▶ **PROBLEM TO WORK ON**:
Count the lines that include the string "grid", and give only that number.
=-=-=
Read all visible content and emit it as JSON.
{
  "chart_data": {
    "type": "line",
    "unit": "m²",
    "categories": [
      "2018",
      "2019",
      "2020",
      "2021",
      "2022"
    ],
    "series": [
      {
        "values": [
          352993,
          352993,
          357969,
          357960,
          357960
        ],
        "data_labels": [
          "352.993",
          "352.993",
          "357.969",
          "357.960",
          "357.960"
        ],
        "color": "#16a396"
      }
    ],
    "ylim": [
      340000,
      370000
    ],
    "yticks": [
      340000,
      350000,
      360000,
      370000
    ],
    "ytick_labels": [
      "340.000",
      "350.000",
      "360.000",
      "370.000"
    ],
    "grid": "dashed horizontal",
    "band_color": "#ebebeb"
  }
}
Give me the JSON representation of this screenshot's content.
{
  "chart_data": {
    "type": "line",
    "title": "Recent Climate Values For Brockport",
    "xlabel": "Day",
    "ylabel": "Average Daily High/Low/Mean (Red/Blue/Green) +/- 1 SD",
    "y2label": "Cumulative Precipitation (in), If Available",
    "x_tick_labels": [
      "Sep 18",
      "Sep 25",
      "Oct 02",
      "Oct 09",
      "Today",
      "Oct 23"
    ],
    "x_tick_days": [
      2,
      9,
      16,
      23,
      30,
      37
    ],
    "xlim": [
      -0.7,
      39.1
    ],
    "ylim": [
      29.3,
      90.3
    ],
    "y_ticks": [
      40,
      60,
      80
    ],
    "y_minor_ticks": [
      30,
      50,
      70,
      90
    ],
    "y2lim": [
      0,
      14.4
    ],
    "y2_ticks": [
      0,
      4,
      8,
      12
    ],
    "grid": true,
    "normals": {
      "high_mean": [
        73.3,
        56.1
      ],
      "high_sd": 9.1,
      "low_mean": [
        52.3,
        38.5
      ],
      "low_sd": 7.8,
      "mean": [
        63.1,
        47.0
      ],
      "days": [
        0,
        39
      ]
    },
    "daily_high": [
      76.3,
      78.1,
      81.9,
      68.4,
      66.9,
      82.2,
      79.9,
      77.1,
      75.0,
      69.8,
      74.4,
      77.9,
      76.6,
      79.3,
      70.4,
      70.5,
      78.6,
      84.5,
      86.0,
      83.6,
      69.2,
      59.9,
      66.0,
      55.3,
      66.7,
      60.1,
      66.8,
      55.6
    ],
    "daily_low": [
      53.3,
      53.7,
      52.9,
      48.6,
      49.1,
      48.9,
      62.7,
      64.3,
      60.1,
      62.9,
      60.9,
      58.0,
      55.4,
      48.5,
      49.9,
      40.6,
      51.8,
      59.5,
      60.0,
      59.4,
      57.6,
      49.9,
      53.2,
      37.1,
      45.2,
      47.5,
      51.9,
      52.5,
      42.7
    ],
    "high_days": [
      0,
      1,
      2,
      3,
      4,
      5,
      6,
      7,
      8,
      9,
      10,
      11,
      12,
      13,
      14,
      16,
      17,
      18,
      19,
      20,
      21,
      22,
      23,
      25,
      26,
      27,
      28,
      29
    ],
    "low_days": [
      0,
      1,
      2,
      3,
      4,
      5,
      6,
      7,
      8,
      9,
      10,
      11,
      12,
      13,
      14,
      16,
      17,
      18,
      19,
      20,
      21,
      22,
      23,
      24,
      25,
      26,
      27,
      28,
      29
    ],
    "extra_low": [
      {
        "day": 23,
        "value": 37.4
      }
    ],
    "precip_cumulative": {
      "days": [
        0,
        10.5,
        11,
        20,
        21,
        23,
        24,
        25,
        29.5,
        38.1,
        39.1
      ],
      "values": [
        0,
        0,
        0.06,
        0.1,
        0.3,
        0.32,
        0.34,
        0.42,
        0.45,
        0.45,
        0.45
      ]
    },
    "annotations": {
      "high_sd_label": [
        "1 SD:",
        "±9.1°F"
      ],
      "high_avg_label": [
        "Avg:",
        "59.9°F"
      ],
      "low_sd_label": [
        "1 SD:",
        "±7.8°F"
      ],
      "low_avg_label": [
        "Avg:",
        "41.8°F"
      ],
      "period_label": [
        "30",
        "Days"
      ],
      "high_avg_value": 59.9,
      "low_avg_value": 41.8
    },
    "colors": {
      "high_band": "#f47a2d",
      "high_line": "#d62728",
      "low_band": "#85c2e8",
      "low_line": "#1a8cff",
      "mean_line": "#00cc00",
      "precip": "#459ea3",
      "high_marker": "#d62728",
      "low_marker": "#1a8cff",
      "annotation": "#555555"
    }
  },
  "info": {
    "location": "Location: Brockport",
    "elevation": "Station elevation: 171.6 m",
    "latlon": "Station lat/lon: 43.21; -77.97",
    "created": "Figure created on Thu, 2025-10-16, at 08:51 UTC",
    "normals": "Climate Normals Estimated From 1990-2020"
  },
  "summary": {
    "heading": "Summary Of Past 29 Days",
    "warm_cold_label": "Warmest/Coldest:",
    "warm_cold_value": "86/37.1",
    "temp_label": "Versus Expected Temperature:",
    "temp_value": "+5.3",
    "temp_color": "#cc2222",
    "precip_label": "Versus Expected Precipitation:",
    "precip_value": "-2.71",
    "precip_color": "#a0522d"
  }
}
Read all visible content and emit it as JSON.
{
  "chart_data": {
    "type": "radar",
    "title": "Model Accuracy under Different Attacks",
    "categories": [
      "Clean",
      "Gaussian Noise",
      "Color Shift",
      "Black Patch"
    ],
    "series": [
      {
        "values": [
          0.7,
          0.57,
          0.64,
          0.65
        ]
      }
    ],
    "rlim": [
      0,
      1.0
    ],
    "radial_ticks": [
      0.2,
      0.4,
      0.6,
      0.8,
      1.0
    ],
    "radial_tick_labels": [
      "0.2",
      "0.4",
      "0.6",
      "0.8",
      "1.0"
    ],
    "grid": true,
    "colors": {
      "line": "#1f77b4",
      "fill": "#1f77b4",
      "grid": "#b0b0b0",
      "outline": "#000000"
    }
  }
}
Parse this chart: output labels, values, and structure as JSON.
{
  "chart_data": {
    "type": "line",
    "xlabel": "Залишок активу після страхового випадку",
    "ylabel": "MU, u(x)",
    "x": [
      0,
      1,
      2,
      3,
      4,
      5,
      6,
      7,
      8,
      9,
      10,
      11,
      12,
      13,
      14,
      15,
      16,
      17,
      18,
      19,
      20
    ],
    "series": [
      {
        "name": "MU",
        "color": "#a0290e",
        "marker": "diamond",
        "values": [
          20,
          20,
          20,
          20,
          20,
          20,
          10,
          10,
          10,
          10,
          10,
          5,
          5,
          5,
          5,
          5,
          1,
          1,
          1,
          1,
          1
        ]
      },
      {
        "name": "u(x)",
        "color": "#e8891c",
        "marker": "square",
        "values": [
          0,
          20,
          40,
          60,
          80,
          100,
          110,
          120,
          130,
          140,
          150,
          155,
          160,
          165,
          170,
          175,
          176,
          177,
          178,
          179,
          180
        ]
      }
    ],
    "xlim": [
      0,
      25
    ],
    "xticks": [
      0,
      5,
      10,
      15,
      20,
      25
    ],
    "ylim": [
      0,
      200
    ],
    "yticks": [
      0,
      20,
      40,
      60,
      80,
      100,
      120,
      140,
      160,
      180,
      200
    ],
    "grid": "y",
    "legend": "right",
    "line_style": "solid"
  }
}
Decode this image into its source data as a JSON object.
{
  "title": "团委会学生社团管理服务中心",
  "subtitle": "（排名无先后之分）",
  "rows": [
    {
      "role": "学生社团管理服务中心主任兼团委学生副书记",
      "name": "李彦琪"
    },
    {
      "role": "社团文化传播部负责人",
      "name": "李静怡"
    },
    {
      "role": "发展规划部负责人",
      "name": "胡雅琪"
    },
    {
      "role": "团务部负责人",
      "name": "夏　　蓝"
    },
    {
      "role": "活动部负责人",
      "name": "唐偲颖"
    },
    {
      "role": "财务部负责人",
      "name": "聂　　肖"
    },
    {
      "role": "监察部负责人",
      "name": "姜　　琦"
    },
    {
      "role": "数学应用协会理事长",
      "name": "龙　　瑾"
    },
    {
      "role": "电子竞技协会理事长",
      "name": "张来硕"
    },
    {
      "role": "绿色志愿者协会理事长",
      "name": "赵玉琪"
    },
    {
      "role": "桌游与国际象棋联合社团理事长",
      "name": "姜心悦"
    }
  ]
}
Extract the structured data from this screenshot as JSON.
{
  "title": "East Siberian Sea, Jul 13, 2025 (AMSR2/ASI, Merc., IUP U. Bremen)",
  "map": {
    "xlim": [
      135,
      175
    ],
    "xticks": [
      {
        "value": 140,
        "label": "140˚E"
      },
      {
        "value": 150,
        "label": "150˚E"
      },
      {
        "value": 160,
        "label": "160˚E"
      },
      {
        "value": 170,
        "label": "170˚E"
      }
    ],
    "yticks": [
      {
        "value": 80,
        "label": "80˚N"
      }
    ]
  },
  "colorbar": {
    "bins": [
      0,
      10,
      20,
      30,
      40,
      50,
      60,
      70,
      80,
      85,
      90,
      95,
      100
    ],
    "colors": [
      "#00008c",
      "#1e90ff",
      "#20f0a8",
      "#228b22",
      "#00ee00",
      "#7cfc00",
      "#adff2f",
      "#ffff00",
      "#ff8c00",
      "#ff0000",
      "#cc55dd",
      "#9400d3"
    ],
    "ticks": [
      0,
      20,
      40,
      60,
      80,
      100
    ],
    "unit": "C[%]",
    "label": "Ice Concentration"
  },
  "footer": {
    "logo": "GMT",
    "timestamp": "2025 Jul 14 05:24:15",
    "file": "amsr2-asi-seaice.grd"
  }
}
=-=-=
▶ **FULL ANSWER**:
5